Task instructions ▸ Show all lines holding the string "условиям".

** start Extracted records **

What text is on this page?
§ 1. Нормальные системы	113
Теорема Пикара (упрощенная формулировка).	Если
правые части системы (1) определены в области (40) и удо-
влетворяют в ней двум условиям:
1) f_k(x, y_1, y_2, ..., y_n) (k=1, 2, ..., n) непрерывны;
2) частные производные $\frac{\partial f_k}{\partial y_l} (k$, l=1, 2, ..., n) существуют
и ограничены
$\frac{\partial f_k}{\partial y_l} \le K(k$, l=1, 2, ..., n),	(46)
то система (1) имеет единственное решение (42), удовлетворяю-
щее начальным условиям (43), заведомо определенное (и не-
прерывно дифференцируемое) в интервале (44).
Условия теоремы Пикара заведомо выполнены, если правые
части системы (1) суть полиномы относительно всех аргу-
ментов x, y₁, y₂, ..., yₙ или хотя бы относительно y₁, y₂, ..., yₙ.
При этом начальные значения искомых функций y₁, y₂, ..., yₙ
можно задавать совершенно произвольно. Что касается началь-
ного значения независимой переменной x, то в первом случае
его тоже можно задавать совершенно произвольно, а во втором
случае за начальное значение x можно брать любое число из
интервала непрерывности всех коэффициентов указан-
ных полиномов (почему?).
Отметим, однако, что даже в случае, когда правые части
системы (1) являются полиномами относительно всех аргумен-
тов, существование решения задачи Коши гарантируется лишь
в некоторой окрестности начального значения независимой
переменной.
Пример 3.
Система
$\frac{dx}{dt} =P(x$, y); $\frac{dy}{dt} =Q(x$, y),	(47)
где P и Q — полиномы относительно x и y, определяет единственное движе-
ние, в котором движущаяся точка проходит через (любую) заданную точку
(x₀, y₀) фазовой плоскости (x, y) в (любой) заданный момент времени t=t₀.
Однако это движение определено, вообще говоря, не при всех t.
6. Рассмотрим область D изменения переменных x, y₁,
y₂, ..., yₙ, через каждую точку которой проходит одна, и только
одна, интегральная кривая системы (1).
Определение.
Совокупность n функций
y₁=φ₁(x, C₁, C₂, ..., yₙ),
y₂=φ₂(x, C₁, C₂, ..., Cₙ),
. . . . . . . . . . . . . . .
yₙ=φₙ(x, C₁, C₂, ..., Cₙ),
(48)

** end Extracted records **

Result ▸
влетворяют в ней двум условиям:
щее начальным условиям (43), заведомо определенное (и не-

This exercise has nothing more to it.